• Input:

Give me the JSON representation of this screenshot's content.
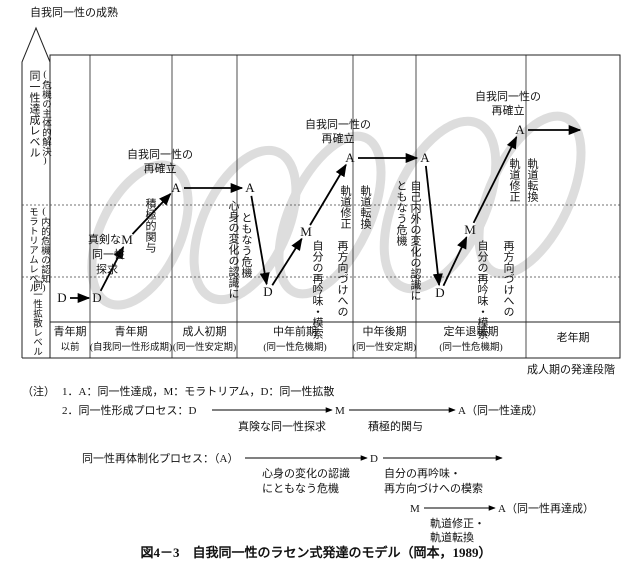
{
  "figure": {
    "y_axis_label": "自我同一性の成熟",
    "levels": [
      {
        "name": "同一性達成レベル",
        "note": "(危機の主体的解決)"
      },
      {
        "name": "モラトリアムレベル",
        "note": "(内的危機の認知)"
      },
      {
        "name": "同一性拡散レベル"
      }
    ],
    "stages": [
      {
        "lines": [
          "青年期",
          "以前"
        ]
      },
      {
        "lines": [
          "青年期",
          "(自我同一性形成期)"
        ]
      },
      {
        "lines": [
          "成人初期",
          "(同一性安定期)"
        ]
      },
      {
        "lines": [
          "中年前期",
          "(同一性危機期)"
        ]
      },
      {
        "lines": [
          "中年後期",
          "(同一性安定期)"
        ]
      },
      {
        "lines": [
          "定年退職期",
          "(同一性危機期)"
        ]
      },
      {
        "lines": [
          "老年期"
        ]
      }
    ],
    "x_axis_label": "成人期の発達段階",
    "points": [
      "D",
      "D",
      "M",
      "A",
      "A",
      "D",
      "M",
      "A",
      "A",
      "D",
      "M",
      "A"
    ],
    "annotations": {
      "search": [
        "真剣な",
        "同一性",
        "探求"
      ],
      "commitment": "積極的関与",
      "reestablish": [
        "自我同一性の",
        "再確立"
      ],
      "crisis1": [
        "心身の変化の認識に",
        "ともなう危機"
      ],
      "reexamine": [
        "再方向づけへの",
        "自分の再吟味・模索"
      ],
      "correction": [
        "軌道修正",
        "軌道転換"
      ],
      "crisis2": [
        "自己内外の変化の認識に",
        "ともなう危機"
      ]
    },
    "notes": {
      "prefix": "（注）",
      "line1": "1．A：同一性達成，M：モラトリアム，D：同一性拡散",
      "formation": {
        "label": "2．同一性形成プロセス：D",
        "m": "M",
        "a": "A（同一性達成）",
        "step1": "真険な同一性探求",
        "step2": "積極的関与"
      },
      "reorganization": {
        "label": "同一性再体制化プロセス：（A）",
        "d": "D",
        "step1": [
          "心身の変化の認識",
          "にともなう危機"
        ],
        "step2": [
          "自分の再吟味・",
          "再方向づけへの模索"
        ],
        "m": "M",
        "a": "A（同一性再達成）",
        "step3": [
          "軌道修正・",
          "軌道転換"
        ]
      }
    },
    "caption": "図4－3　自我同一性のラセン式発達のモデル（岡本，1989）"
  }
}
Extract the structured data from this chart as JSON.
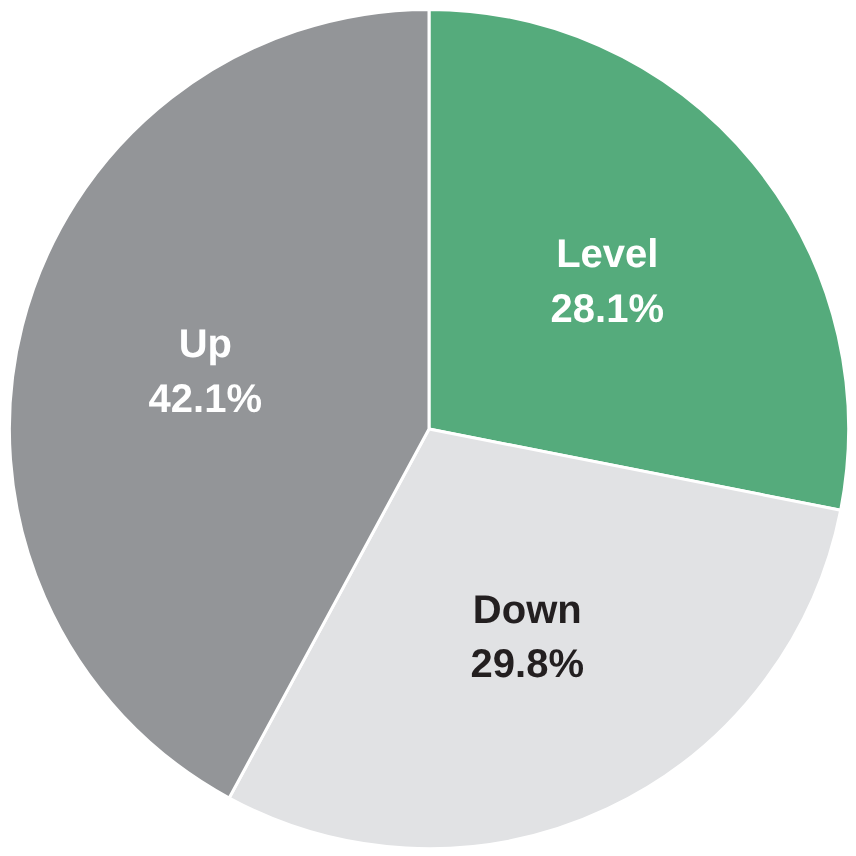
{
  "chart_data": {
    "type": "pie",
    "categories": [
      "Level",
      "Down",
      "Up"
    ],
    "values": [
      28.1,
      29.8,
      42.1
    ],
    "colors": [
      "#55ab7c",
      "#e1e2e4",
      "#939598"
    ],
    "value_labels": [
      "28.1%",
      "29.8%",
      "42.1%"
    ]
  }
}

• Exercise brief: Every entry must be transcribed exactly. Pictures do not belong in the copy.

• Solved problem:
Give me the JSON representation of this screenshot's content.
{
  "figure": {
    "y_axis_label": "自我同一性の成熟",
    "levels": [
      {
        "name": "同一性達成レベル",
        "note": "(危機の主体的解決)"
      },
      {
        "name": "モラトリアムレベル",
        "note": "(内的危機の認知)"
      },
      {
        "name": "同一性拡散レベル"
      }
    ],
    "stages": [
      {
        "lines": [
          "青年期",
          "以前"
        ]
      },
      {
        "lines": [
          "青年期",
          "(自我同一性形成期)"
        ]
      },
      {
        "lines": [
          "成人初期",
          "(同一性安定期)"
        ]
      },
      {
        "lines": [
          "中年前期",
          "(同一性危機期)"
        ]
      },
      {
        "lines": [
          "中年後期",
          "(同一性安定期)"
        ]
      },
      {
        "lines": [
          "定年退職期",
          "(同一性危機期)"
        ]
      },
      {
        "lines": [
          "老年期"
        ]
      }
    ],
    "x_axis_label": "成人期の発達段階",
    "points": [
      "D",
      "D",
      "M",
      "A",
      "A",
      "D",
      "M",
      "A",
      "A",
      "D",
      "M",
      "A"
    ],
    "annotations": {
      "search": [
        "真剣な",
        "同一性",
        "探求"
      ],
      "commitment": "積極的関与",
      "reestablish": [
        "自我同一性の",
        "再確立"
      ],
      "crisis1": [
        "心身の変化の認識に",
        "ともなう危機"
      ],
      "reexamine": [
        "再方向づけへの",
        "自分の再吟味・模索"
      ],
      "correction": [
        "軌道修正",
        "軌道転換"
      ],
      "crisis2": [
        "自己内外の変化の認識に",
        "ともなう危機"
      ]
    },
    "notes": {
      "prefix": "（注）",
      "line1": "1．A：同一性達成，M：モラトリアム，D：同一性拡散",
      "formation": {
        "label": "2．同一性形成プロセス：D",
        "m": "M",
        "a": "A（同一性達成）",
        "step1": "真険な同一性探求",
        "step2": "積極的関与"
      },
      "reorganization": {
        "label": "同一性再体制化プロセス：（A）",
        "d": "D",
        "step1": [
          "心身の変化の認識",
          "にともなう危機"
        ],
        "step2": [
          "自分の再吟味・",
          "再方向づけへの模索"
        ],
        "m": "M",
        "a": "A（同一性再達成）",
        "step3": [
          "軌道修正・",
          "軌道転換"
        ]
      }
    },
    "caption": "図4－3　自我同一性のラセン式発達のモデル（岡本，1989）"
  }
}
Extract the structured data from this chart as JSON.
{
  "chart_data": {
    "type": "pie",
    "categories": [
      "Level",
      "Down",
      "Up"
    ],
    "values": [
      28.1,
      29.8,
      42.1
    ],
    "colors": [
      "#55ab7c",
      "#e1e2e4",
      "#939598"
    ],
    "value_labels": [
      "28.1%",
      "29.8%",
      "42.1%"
    ]
  }
}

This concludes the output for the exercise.